→ TASK BRIEF
Retype everything in the listing, leaving each line exactly as it is.

→ DATASET RECORDS
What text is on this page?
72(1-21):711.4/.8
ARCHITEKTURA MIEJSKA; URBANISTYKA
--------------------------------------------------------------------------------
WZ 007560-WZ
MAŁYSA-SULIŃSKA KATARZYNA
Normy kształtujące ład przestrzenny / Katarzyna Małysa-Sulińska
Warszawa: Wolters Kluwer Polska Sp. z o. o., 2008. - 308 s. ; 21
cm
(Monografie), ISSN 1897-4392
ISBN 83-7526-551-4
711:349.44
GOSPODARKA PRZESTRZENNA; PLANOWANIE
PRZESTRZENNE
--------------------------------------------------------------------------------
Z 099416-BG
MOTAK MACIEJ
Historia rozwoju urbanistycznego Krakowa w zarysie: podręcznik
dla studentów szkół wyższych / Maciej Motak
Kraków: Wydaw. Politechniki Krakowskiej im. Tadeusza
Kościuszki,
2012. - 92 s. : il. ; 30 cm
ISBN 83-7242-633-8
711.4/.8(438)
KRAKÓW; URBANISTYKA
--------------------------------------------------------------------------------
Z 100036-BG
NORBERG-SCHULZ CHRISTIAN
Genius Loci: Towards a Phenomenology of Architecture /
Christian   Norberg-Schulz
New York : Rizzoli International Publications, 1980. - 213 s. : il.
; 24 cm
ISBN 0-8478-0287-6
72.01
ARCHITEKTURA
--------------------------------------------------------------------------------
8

→ RESPONSE
What text is on this page?
72(1-21):711.4/.8
ARCHITEKTURA MIEJSKA; URBANISTYKA
--------------------------------------------------------------------------------
WZ 007560-WZ
MAŁYSA-SULIŃSKA KATARZYNA
Normy kształtujące ład przestrzenny / Katarzyna Małysa-Sulińska
Warszawa: Wolters Kluwer Polska Sp. z o. o., 2008. - 308 s. ; 21
cm
(Monografie), ISSN 1897-4392
ISBN 83-7526-551-4
711:349.44
GOSPODARKA PRZESTRZENNA; PLANOWANIE
PRZESTRZENNE
--------------------------------------------------------------------------------
Z 099416-BG
MOTAK MACIEJ
Historia rozwoju urbanistycznego Krakowa w zarysie: podręcznik
dla studentów szkół wyższych / Maciej Motak
Kraków: Wydaw. Politechniki Krakowskiej im. Tadeusza
Kościuszki,
2012. - 92 s. : il. ; 30 cm
ISBN 83-7242-633-8
711.4/.8(438)
KRAKÓW; URBANISTYKA
--------------------------------------------------------------------------------
Z 100036-BG
NORBERG-SCHULZ CHRISTIAN
Genius Loci: Towards a Phenomenology of Architecture /
Christian   Norberg-Schulz
New York : Rizzoli International Publications, 1980. - 213 s. : il.
; 24 cm
ISBN 0-8478-0287-6
72.01
ARCHITEKTURA
--------------------------------------------------------------------------------
8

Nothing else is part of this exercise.